Collected data entries:
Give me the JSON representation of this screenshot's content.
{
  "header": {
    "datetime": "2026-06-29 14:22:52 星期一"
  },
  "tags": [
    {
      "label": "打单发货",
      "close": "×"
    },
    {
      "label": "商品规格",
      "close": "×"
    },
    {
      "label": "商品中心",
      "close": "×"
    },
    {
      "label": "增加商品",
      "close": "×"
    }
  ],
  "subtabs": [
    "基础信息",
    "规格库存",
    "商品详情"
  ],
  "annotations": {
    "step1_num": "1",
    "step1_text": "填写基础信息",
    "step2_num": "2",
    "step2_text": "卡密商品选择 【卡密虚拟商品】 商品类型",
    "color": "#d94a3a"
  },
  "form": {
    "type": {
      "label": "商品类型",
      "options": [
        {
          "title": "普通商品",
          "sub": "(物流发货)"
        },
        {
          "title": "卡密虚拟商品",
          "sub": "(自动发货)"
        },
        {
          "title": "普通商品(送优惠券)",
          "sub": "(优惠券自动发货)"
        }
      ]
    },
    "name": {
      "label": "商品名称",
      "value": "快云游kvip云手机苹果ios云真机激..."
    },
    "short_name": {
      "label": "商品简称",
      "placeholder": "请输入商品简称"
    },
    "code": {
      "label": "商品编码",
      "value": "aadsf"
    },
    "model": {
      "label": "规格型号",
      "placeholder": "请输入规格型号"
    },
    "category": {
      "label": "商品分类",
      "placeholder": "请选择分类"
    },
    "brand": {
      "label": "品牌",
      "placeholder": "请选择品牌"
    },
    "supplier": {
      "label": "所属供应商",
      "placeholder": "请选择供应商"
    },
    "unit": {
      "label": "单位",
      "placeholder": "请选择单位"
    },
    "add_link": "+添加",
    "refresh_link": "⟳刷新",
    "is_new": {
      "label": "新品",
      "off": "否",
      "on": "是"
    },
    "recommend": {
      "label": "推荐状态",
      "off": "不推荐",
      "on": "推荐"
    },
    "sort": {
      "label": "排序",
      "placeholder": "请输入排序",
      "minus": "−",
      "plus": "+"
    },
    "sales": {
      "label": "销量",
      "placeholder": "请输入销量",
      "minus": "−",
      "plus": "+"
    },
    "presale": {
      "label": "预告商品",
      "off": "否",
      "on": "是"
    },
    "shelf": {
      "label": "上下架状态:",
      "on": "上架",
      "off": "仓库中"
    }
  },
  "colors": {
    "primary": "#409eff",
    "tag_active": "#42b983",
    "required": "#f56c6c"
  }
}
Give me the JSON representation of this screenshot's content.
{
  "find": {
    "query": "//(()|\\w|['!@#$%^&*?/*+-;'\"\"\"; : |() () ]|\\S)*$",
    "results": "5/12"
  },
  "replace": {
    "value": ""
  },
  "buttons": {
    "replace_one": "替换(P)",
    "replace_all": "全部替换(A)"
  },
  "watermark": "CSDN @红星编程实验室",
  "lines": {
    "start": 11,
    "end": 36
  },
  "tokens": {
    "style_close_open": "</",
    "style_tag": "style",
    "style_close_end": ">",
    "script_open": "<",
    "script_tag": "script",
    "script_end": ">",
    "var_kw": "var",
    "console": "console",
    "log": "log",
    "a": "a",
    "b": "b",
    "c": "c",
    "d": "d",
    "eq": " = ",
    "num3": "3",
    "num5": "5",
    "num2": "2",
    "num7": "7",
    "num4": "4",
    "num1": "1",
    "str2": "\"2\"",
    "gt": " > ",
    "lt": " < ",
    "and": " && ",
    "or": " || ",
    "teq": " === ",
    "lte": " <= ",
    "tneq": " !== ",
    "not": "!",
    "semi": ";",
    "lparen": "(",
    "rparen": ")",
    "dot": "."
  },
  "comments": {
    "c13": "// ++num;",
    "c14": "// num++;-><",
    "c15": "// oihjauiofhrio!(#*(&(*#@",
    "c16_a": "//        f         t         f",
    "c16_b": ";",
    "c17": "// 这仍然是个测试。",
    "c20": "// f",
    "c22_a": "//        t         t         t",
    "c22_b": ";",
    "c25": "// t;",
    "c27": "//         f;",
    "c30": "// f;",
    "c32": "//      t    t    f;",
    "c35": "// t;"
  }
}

--- Aim of the exercise ---
Extract the full listing above without altering anything.

--- Result for this task ---
Give me the JSON representation of this screenshot's content.
{
  "header": {
    "datetime": "2026-06-29 14:22:52 星期一"
  },
  "tags": [
    {
      "label": "打单发货",
      "close": "×"
    },
    {
      "label": "商品规格",
      "close": "×"
    },
    {
      "label": "商品中心",
      "close": "×"
    },
    {
      "label": "增加商品",
      "close": "×"
    }
  ],
  "subtabs": [
    "基础信息",
    "规格库存",
    "商品详情"
  ],
  "annotations": {
    "step1_num": "1",
    "step1_text": "填写基础信息",
    "step2_num": "2",
    "step2_text": "卡密商品选择 【卡密虚拟商品】 商品类型",
    "color": "#d94a3a"
  },
  "form": {
    "type": {
      "label": "商品类型",
      "options": [
        {
          "title": "普通商品",
          "sub": "(物流发货)"
        },
        {
          "title": "卡密虚拟商品",
          "sub": "(自动发货)"
        },
        {
          "title": "普通商品(送优惠券)",
          "sub": "(优惠券自动发货)"
        }
      ]
    },
    "name": {
      "label": "商品名称",
      "value": "快云游kvip云手机苹果ios云真机激..."
    },
    "short_name": {
      "label": "商品简称",
      "placeholder": "请输入商品简称"
    },
    "code": {
      "label": "商品编码",
      "value": "aadsf"
    },
    "model": {
      "label": "规格型号",
      "placeholder": "请输入规格型号"
    },
    "category": {
      "label": "商品分类",
      "placeholder": "请选择分类"
    },
    "brand": {
      "label": "品牌",
      "placeholder": "请选择品牌"
    },
    "supplier": {
      "label": "所属供应商",
      "placeholder": "请选择供应商"
    },
    "unit": {
      "label": "单位",
      "placeholder": "请选择单位"
    },
    "add_link": "+添加",
    "refresh_link": "⟳刷新",
    "is_new": {
      "label": "新品",
      "off": "否",
      "on": "是"
    },
    "recommend": {
      "label": "推荐状态",
      "off": "不推荐",
      "on": "推荐"
    },
    "sort": {
      "label": "排序",
      "placeholder": "请输入排序",
      "minus": "−",
      "plus": "+"
    },
    "sales": {
      "label": "销量",
      "placeholder": "请输入销量",
      "minus": "−",
      "plus": "+"
    },
    "presale": {
      "label": "预告商品",
      "off": "否",
      "on": "是"
    },
    "shelf": {
      "label": "上下架状态:",
      "on": "上架",
      "off": "仓库中"
    }
  },
  "colors": {
    "primary": "#409eff",
    "tag_active": "#42b983",
    "required": "#f56c6c"
  }
}
Give me the JSON representation of this screenshot's content.
{
  "find": {
    "query": "//(()|\\w|['!@#$%^&*?/*+-;'\"\"\"; : |() () ]|\\S)*$",
    "results": "5/12"
  },
  "replace": {
    "value": ""
  },
  "buttons": {
    "replace_one": "替换(P)",
    "replace_all": "全部替换(A)"
  },
  "watermark": "CSDN @红星编程实验室",
  "lines": {
    "start": 11,
    "end": 36
  },
  "tokens": {
    "style_close_open": "</",
    "style_tag": "style",
    "style_close_end": ">",
    "script_open": "<",
    "script_tag": "script",
    "script_end": ">",
    "var_kw": "var",
    "console": "console",
    "log": "log",
    "a": "a",
    "b": "b",
    "c": "c",
    "d": "d",
    "eq": " = ",
    "num3": "3",
    "num5": "5",
    "num2": "2",
    "num7": "7",
    "num4": "4",
    "num1": "1",
    "str2": "\"2\"",
    "gt": " > ",
    "lt": " < ",
    "and": " && ",
    "or": " || ",
    "teq": " === ",
    "lte": " <= ",
    "tneq": " !== ",
    "not": "!",
    "semi": ";",
    "lparen": "(",
    "rparen": ")",
    "dot": "."
  },
  "comments": {
    "c13": "// ++num;",
    "c14": "// num++;-><",
    "c15": "// oihjauiofhrio!(#*(&(*#@",
    "c16_a": "//        f         t         f",
    "c16_b": ";",
    "c17": "// 这仍然是个测试。",
    "c20": "// f",
    "c22_a": "//        t         t         t",
    "c22_b": ";",
    "c25": "// t;",
    "c27": "//         f;",
    "c30": "// f;",
    "c32": "//      t    t    f;",
    "c35": "// t;"
  }
}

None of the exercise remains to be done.